**Aim:** Output all the material that follows, exactly as given.

^^^^

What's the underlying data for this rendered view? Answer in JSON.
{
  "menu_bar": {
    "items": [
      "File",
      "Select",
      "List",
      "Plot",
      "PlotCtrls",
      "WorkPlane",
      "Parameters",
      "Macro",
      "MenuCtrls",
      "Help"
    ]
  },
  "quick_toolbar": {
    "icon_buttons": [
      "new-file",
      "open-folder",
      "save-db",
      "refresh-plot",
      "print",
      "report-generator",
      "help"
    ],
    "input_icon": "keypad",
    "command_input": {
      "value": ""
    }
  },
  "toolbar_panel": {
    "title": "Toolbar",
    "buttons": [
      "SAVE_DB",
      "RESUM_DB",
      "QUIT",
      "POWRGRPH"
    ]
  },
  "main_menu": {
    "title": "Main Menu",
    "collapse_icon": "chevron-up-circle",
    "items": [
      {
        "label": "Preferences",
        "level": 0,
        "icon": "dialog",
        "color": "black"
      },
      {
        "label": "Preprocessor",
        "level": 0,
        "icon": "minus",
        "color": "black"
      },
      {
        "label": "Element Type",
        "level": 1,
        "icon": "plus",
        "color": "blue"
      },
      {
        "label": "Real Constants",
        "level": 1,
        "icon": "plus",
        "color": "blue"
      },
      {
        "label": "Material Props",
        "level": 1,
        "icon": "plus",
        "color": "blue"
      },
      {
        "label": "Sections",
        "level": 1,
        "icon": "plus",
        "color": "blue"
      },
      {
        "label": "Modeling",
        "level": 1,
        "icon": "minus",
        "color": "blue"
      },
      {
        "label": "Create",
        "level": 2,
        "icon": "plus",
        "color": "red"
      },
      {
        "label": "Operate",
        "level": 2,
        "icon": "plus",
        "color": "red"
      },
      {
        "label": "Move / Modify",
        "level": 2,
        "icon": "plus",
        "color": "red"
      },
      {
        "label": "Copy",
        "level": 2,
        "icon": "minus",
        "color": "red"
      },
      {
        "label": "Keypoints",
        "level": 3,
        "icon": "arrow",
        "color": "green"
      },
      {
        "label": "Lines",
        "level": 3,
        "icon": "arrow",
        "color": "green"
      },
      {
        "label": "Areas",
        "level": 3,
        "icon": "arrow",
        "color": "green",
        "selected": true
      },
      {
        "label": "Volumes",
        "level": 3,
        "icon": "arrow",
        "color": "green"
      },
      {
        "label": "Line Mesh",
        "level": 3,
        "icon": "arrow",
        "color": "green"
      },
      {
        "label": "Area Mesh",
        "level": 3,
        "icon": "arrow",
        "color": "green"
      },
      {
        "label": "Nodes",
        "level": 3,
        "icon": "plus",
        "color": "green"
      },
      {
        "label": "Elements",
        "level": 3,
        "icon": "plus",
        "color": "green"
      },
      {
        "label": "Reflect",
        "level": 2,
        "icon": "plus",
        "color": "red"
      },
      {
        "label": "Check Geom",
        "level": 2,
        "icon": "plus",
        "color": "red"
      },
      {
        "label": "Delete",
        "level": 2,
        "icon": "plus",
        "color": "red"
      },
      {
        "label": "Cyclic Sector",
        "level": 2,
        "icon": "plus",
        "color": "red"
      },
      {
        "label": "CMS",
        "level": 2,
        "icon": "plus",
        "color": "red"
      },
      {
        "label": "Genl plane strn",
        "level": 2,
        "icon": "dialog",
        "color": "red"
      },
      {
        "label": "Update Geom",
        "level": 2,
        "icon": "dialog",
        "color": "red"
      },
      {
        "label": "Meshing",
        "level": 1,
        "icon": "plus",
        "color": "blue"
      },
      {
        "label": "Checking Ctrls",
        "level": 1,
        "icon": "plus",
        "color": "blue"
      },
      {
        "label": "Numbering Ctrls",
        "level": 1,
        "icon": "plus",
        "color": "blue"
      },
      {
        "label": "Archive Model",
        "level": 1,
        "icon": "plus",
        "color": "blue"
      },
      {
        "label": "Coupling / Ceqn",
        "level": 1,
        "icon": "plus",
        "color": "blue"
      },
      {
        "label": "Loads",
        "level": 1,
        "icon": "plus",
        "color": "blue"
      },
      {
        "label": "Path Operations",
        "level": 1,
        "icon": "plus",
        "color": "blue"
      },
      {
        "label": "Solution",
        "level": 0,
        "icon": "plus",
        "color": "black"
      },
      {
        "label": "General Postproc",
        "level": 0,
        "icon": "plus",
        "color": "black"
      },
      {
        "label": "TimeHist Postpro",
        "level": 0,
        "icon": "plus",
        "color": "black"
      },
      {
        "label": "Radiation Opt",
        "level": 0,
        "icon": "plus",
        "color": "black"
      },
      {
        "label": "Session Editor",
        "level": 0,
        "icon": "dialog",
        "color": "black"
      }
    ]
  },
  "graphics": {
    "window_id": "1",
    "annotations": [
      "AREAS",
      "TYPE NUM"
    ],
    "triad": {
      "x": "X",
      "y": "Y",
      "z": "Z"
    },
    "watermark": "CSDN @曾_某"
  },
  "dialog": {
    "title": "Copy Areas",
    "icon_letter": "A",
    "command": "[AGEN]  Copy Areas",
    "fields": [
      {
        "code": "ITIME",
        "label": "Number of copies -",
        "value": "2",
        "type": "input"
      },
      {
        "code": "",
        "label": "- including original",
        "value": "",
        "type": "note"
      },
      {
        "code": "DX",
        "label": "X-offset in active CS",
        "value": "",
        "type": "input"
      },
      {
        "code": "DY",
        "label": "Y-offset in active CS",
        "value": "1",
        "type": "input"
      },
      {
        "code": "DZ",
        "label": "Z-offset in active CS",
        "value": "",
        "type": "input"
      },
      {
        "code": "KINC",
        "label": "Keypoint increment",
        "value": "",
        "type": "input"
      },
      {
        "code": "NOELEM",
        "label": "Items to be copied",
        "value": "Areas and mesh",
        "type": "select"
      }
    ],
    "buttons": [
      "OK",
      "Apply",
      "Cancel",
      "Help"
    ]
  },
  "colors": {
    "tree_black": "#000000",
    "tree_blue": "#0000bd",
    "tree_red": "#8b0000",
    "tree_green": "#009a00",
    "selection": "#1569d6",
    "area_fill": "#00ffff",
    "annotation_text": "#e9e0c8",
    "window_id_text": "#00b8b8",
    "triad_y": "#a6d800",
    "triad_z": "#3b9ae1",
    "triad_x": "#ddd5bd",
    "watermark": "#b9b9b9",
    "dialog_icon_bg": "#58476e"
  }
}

^^^^

**Solution to the exercise:**
What's the underlying data for this rendered view? Answer in JSON.
{
  "menu_bar": {
    "items": [
      "File",
      "Select",
      "List",
      "Plot",
      "PlotCtrls",
      "WorkPlane",
      "Parameters",
      "Macro",
      "MenuCtrls",
      "Help"
    ]
  },
  "quick_toolbar": {
    "icon_buttons": [
      "new-file",
      "open-folder",
      "save-db",
      "refresh-plot",
      "print",
      "report-generator",
      "help"
    ],
    "input_icon": "keypad",
    "command_input": {
      "value": ""
    }
  },
  "toolbar_panel": {
    "title": "Toolbar",
    "buttons": [
      "SAVE_DB",
      "RESUM_DB",
      "QUIT",
      "POWRGRPH"
    ]
  },
  "main_menu": {
    "title": "Main Menu",
    "collapse_icon": "chevron-up-circle",
    "items": [
      {
        "label": "Preferences",
        "level": 0,
        "icon": "dialog",
        "color": "black"
      },
      {
        "label": "Preprocessor",
        "level": 0,
        "icon": "minus",
        "color": "black"
      },
      {
        "label": "Element Type",
        "level": 1,
        "icon": "plus",
        "color": "blue"
      },
      {
        "label": "Real Constants",
        "level": 1,
        "icon": "plus",
        "color": "blue"
      },
      {
        "label": "Material Props",
        "level": 1,
        "icon": "plus",
        "color": "blue"
      },
      {
        "label": "Sections",
        "level": 1,
        "icon": "plus",
        "color": "blue"
      },
      {
        "label": "Modeling",
        "level": 1,
        "icon": "minus",
        "color": "blue"
      },
      {
        "label": "Create",
        "level": 2,
        "icon": "plus",
        "color": "red"
      },
      {
        "label": "Operate",
        "level": 2,
        "icon": "plus",
        "color": "red"
      },
      {
        "label": "Move / Modify",
        "level": 2,
        "icon": "plus",
        "color": "red"
      },
      {
        "label": "Copy",
        "level": 2,
        "icon": "minus",
        "color": "red"
      },
      {
        "label": "Keypoints",
        "level": 3,
        "icon": "arrow",
        "color": "green"
      },
      {
        "label": "Lines",
        "level": 3,
        "icon": "arrow",
        "color": "green"
      },
      {
        "label": "Areas",
        "level": 3,
        "icon": "arrow",
        "color": "green",
        "selected": true
      },
      {
        "label": "Volumes",
        "level": 3,
        "icon": "arrow",
        "color": "green"
      },
      {
        "label": "Line Mesh",
        "level": 3,
        "icon": "arrow",
        "color": "green"
      },
      {
        "label": "Area Mesh",
        "level": 3,
        "icon": "arrow",
        "color": "green"
      },
      {
        "label": "Nodes",
        "level": 3,
        "icon": "plus",
        "color": "green"
      },
      {
        "label": "Elements",
        "level": 3,
        "icon": "plus",
        "color": "green"
      },
      {
        "label": "Reflect",
        "level": 2,
        "icon": "plus",
        "color": "red"
      },
      {
        "label": "Check Geom",
        "level": 2,
        "icon": "plus",
        "color": "red"
      },
      {
        "label": "Delete",
        "level": 2,
        "icon": "plus",
        "color": "red"
      },
      {
        "label": "Cyclic Sector",
        "level": 2,
        "icon": "plus",
        "color": "red"
      },
      {
        "label": "CMS",
        "level": 2,
        "icon": "plus",
        "color": "red"
      },
      {
        "label": "Genl plane strn",
        "level": 2,
        "icon": "dialog",
        "color": "red"
      },
      {
        "label": "Update Geom",
        "level": 2,
        "icon": "dialog",
        "color": "red"
      },
      {
        "label": "Meshing",
        "level": 1,
        "icon": "plus",
        "color": "blue"
      },
      {
        "label": "Checking Ctrls",
        "level": 1,
        "icon": "plus",
        "color": "blue"
      },
      {
        "label": "Numbering Ctrls",
        "level": 1,
        "icon": "plus",
        "color": "blue"
      },
      {
        "label": "Archive Model",
        "level": 1,
        "icon": "plus",
        "color": "blue"
      },
      {
        "label": "Coupling / Ceqn",
        "level": 1,
        "icon": "plus",
        "color": "blue"
      },
      {
        "label": "Loads",
        "level": 1,
        "icon": "plus",
        "color": "blue"
      },
      {
        "label": "Path Operations",
        "level": 1,
        "icon": "plus",
        "color": "blue"
      },
      {
        "label": "Solution",
        "level": 0,
        "icon": "plus",
        "color": "black"
      },
      {
        "label": "General Postproc",
        "level": 0,
        "icon": "plus",
        "color": "black"
      },
      {
        "label": "TimeHist Postpro",
        "level": 0,
        "icon": "plus",
        "color": "black"
      },
      {
        "label": "Radiation Opt",
        "level": 0,
        "icon": "plus",
        "color": "black"
      },
      {
        "label": "Session Editor",
        "level": 0,
        "icon": "dialog",
        "color": "black"
      }
    ]
  },
  "graphics": {
    "window_id": "1",
    "annotations": [
      "AREAS",
      "TYPE NUM"
    ],
    "triad": {
      "x": "X",
      "y": "Y",
      "z": "Z"
    },
    "watermark": "CSDN @曾_某"
  },
  "dialog": {
    "title": "Copy Areas",
    "icon_letter": "A",
    "command": "[AGEN]  Copy Areas",
    "fields": [
      {
        "code": "ITIME",
        "label": "Number of copies -",
        "value": "2",
        "type": "input"
      },
      {
        "code": "",
        "label": "- including original",
        "value": "",
        "type": "note"
      },
      {
        "code": "DX",
        "label": "X-offset in active CS",
        "value": "",
        "type": "input"
      },
      {
        "code": "DY",
        "label": "Y-offset in active CS",
        "value": "1",
        "type": "input"
      },
      {
        "code": "DZ",
        "label": "Z-offset in active CS",
        "value": "",
        "type": "input"
      },
      {
        "code": "KINC",
        "label": "Keypoint increment",
        "value": "",
        "type": "input"
      },
      {
        "code": "NOELEM",
        "label": "Items to be copied",
        "value": "Areas and mesh",
        "type": "select"
      }
    ],
    "buttons": [
      "OK",
      "Apply",
      "Cancel",
      "Help"
    ]
  },
  "colors": {
    "tree_black": "#000000",
    "tree_blue": "#0000bd",
    "tree_red": "#8b0000",
    "tree_green": "#009a00",
    "selection": "#1569d6",
    "area_fill": "#00ffff",
    "annotation_text": "#e9e0c8",
    "window_id_text": "#00b8b8",
    "triad_y": "#a6d800",
    "triad_z": "#3b9ae1",
    "triad_x": "#ddd5bd",
    "watermark": "#b9b9b9",
    "dialog_icon_bg": "#58476e"
  }
}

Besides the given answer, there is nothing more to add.